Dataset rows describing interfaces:
○ ○ ○ ○ ○ ○ ○

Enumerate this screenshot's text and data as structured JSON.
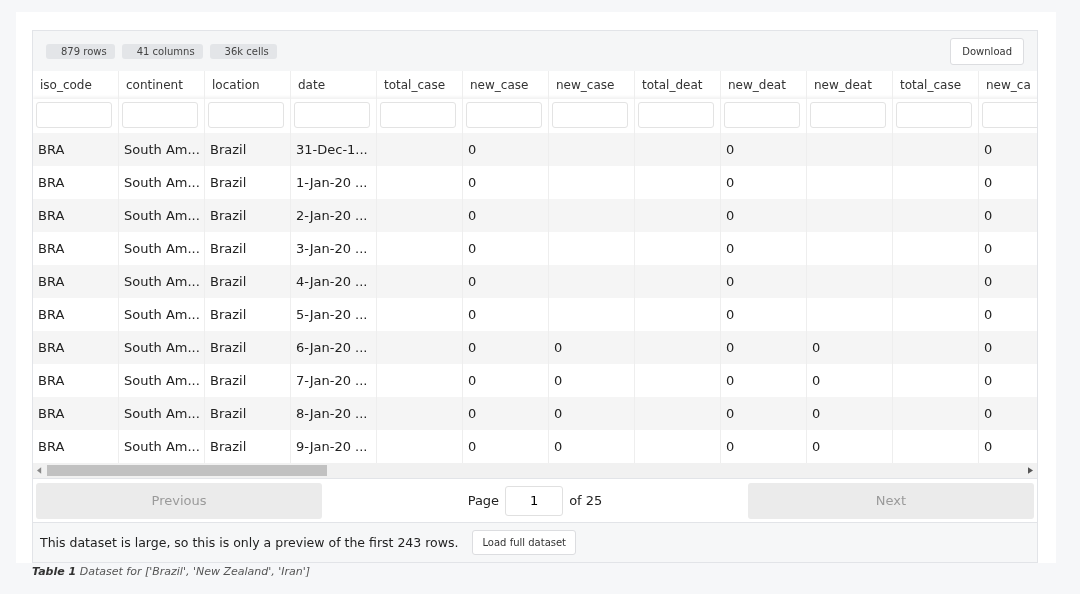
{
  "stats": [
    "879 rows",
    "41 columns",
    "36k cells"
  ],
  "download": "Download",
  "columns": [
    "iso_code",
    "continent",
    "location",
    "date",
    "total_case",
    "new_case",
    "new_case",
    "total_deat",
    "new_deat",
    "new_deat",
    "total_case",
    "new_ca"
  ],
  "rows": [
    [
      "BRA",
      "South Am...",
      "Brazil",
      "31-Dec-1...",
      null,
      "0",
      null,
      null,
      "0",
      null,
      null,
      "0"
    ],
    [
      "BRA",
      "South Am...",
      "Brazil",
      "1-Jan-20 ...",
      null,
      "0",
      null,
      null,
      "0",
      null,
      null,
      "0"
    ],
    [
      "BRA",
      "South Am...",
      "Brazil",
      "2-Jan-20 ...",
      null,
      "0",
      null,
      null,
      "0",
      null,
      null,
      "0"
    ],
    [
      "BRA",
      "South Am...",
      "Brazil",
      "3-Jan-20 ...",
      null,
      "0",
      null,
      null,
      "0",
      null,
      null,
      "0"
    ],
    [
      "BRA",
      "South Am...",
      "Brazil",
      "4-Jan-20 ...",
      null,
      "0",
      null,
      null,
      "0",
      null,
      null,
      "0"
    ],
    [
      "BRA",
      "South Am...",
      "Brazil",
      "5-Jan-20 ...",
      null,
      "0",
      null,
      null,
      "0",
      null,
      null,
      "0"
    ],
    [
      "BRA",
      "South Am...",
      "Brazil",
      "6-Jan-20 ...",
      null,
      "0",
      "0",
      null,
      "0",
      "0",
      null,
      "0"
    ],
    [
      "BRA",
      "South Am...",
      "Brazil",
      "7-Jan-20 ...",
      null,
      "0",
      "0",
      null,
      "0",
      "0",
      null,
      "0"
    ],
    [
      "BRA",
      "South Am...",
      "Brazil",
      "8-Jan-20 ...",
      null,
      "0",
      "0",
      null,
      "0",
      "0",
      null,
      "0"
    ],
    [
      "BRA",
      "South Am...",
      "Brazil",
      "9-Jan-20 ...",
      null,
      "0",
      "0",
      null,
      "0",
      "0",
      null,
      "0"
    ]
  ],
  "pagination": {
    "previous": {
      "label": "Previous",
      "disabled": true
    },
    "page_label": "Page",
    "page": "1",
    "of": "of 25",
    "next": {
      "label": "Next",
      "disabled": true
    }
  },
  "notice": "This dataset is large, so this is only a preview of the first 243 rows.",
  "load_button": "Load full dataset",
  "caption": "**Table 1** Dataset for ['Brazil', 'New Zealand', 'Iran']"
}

○ ○ ○ ○ ○ ○ ○

> Problem requirements
Your task is to return the entries above exactly, with no pictures.

> Answer to the problem
Enumerate this screenshot's text and data as structured JSON.
{
  "stats": [
    "879 rows",
    "41 columns",
    "36k cells"
  ],
  "download": "Download",
  "columns": [
    "iso_code",
    "continent",
    "location",
    "date",
    "total_case",
    "new_case",
    "new_case",
    "total_deat",
    "new_deat",
    "new_deat",
    "total_case",
    "new_ca"
  ],
  "rows": [
    [
      "BRA",
      "South Am...",
      "Brazil",
      "31-Dec-1...",
      null,
      "0",
      null,
      null,
      "0",
      null,
      null,
      "0"
    ],
    [
      "BRA",
      "South Am...",
      "Brazil",
      "1-Jan-20 ...",
      null,
      "0",
      null,
      null,
      "0",
      null,
      null,
      "0"
    ],
    [
      "BRA",
      "South Am...",
      "Brazil",
      "2-Jan-20 ...",
      null,
      "0",
      null,
      null,
      "0",
      null,
      null,
      "0"
    ],
    [
      "BRA",
      "South Am...",
      "Brazil",
      "3-Jan-20 ...",
      null,
      "0",
      null,
      null,
      "0",
      null,
      null,
      "0"
    ],
    [
      "BRA",
      "South Am...",
      "Brazil",
      "4-Jan-20 ...",
      null,
      "0",
      null,
      null,
      "0",
      null,
      null,
      "0"
    ],
    [
      "BRA",
      "South Am...",
      "Brazil",
      "5-Jan-20 ...",
      null,
      "0",
      null,
      null,
      "0",
      null,
      null,
      "0"
    ],
    [
      "BRA",
      "South Am...",
      "Brazil",
      "6-Jan-20 ...",
      null,
      "0",
      "0",
      null,
      "0",
      "0",
      null,
      "0"
    ],
    [
      "BRA",
      "South Am...",
      "Brazil",
      "7-Jan-20 ...",
      null,
      "0",
      "0",
      null,
      "0",
      "0",
      null,
      "0"
    ],
    [
      "BRA",
      "South Am...",
      "Brazil",
      "8-Jan-20 ...",
      null,
      "0",
      "0",
      null,
      "0",
      "0",
      null,
      "0"
    ],
    [
      "BRA",
      "South Am...",
      "Brazil",
      "9-Jan-20 ...",
      null,
      "0",
      "0",
      null,
      "0",
      "0",
      null,
      "0"
    ]
  ],
  "pagination": {
    "previous": {
      "label": "Previous",
      "disabled": true
    },
    "page_label": "Page",
    "page": "1",
    "of": "of 25",
    "next": {
      "label": "Next",
      "disabled": true
    }
  },
  "notice": "This dataset is large, so this is only a preview of the first 243 rows.",
  "load_button": "Load full dataset",
  "caption": "**Table 1** Dataset for ['Brazil', 'New Zealand', 'Iran']"
}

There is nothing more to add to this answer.